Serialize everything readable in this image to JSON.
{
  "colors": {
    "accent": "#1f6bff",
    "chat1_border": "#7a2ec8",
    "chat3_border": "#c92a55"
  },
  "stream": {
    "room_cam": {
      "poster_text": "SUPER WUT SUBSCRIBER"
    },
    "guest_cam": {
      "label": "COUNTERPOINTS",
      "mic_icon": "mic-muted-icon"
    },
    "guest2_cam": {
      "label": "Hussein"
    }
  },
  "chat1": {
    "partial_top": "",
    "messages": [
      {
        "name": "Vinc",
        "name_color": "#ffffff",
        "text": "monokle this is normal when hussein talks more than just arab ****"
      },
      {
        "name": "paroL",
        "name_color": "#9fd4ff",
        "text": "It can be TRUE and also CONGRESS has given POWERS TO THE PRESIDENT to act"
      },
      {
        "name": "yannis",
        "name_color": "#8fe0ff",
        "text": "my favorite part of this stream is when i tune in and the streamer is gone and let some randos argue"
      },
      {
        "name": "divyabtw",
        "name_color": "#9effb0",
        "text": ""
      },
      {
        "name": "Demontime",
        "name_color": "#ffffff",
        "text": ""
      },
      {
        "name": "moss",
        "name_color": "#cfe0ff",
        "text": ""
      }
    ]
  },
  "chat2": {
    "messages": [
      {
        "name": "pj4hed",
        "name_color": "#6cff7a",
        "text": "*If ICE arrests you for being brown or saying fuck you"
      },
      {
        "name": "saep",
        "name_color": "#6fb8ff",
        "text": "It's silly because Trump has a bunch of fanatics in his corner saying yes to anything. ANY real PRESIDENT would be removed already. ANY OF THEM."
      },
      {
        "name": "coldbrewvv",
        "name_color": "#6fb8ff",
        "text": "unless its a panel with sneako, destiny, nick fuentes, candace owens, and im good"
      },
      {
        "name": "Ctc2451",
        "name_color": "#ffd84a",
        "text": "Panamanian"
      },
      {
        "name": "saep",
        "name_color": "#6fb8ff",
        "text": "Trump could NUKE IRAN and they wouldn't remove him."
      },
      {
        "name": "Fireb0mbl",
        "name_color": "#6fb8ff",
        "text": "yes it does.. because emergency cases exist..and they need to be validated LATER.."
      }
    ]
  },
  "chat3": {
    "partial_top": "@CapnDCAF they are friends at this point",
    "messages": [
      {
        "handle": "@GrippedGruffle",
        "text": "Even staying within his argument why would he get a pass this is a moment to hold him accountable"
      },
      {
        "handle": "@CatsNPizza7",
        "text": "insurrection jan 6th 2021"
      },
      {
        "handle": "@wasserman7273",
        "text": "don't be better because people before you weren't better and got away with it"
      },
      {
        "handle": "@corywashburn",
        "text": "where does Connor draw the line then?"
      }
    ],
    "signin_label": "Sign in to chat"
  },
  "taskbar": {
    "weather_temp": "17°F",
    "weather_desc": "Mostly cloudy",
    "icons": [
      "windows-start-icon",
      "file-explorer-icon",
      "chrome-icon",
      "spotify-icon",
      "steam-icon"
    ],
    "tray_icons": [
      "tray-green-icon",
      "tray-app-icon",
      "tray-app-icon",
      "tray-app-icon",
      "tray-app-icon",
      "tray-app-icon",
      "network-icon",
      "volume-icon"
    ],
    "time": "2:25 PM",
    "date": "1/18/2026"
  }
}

★ ★ ★

_PROBLEM:_
Output the records exactly, including every line.

_WORKED SOLUTION:_
Serialize everything readable in this image to JSON.
{
  "colors": {
    "accent": "#1f6bff",
    "chat1_border": "#7a2ec8",
    "chat3_border": "#c92a55"
  },
  "stream": {
    "room_cam": {
      "poster_text": "SUPER WUT SUBSCRIBER"
    },
    "guest_cam": {
      "label": "COUNTERPOINTS",
      "mic_icon": "mic-muted-icon"
    },
    "guest2_cam": {
      "label": "Hussein"
    }
  },
  "chat1": {
    "partial_top": "",
    "messages": [
      {
        "name": "Vinc",
        "name_color": "#ffffff",
        "text": "monokle this is normal when hussein talks more than just arab ****"
      },
      {
        "name": "paroL",
        "name_color": "#9fd4ff",
        "text": "It can be TRUE and also CONGRESS has given POWERS TO THE PRESIDENT to act"
      },
      {
        "name": "yannis",
        "name_color": "#8fe0ff",
        "text": "my favorite part of this stream is when i tune in and the streamer is gone and let some randos argue"
      },
      {
        "name": "divyabtw",
        "name_color": "#9effb0",
        "text": ""
      },
      {
        "name": "Demontime",
        "name_color": "#ffffff",
        "text": ""
      },
      {
        "name": "moss",
        "name_color": "#cfe0ff",
        "text": ""
      }
    ]
  },
  "chat2": {
    "messages": [
      {
        "name": "pj4hed",
        "name_color": "#6cff7a",
        "text": "*If ICE arrests you for being brown or saying fuck you"
      },
      {
        "name": "saep",
        "name_color": "#6fb8ff",
        "text": "It's silly because Trump has a bunch of fanatics in his corner saying yes to anything. ANY real PRESIDENT would be removed already. ANY OF THEM."
      },
      {
        "name": "coldbrewvv",
        "name_color": "#6fb8ff",
        "text": "unless its a panel with sneako, destiny, nick fuentes, candace owens, and im good"
      },
      {
        "name": "Ctc2451",
        "name_color": "#ffd84a",
        "text": "Panamanian"
      },
      {
        "name": "saep",
        "name_color": "#6fb8ff",
        "text": "Trump could NUKE IRAN and they wouldn't remove him."
      },
      {
        "name": "Fireb0mbl",
        "name_color": "#6fb8ff",
        "text": "yes it does.. because emergency cases exist..and they need to be validated LATER.."
      }
    ]
  },
  "chat3": {
    "partial_top": "@CapnDCAF they are friends at this point",
    "messages": [
      {
        "handle": "@GrippedGruffle",
        "text": "Even staying within his argument why would he get a pass this is a moment to hold him accountable"
      },
      {
        "handle": "@CatsNPizza7",
        "text": "insurrection jan 6th 2021"
      },
      {
        "handle": "@wasserman7273",
        "text": "don't be better because people before you weren't better and got away with it"
      },
      {
        "handle": "@corywashburn",
        "text": "where does Connor draw the line then?"
      }
    ],
    "signin_label": "Sign in to chat"
  },
  "taskbar": {
    "weather_temp": "17°F",
    "weather_desc": "Mostly cloudy",
    "icons": [
      "windows-start-icon",
      "file-explorer-icon",
      "chrome-icon",
      "spotify-icon",
      "steam-icon"
    ],
    "tray_icons": [
      "tray-green-icon",
      "tray-app-icon",
      "tray-app-icon",
      "tray-app-icon",
      "tray-app-icon",
      "tray-app-icon",
      "network-icon",
      "volume-icon"
    ],
    "time": "2:25 PM",
    "date": "1/18/2026"
  }
}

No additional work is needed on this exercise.